What is expected: Select and copy out every line in the records containing "that".

Provided data:
--
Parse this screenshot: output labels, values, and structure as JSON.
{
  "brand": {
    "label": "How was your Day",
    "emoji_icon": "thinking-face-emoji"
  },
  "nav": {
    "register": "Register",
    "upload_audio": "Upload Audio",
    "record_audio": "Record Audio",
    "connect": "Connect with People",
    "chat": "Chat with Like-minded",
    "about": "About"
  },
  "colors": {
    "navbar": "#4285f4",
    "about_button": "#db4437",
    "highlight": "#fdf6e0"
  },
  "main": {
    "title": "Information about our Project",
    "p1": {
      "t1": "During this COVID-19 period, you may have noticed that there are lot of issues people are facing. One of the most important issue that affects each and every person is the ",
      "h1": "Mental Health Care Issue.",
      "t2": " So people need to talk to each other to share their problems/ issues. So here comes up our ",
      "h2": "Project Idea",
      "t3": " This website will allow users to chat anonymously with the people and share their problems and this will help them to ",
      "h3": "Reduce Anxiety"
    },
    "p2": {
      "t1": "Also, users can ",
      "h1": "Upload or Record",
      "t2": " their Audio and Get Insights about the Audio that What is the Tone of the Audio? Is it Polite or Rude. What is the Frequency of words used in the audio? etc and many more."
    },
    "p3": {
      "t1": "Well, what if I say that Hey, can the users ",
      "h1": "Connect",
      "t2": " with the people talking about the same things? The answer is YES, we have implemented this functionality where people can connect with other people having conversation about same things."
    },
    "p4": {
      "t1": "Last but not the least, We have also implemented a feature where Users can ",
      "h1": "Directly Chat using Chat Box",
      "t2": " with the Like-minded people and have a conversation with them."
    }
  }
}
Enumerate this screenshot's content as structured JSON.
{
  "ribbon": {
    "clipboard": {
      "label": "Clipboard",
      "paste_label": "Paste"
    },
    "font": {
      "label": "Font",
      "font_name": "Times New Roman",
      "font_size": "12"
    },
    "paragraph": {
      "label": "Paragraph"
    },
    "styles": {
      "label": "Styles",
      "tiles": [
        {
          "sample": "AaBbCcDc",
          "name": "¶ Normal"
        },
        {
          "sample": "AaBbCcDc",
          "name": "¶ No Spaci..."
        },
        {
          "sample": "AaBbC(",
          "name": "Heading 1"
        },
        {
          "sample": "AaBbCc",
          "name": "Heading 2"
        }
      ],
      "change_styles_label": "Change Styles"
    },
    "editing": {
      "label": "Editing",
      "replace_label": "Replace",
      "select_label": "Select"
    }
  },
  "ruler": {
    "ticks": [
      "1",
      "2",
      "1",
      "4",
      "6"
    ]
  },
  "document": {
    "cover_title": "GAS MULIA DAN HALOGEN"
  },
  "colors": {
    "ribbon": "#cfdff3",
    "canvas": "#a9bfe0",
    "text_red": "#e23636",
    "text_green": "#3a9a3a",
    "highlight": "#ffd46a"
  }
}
--
The completed task:
      "t1": "During this COVID-19 period, you may have noticed that there are lot of issues people are facing. One of the most important issue that affects each and every person is the ",
      "t2": " their Audio and Get Insights about the Audio that What is the Tone of the Audio? Is it Polite or Rude. What is the Frequency of words used in the audio? etc and many more."
      "t1": "Well, what if I say that Hey, can the users ",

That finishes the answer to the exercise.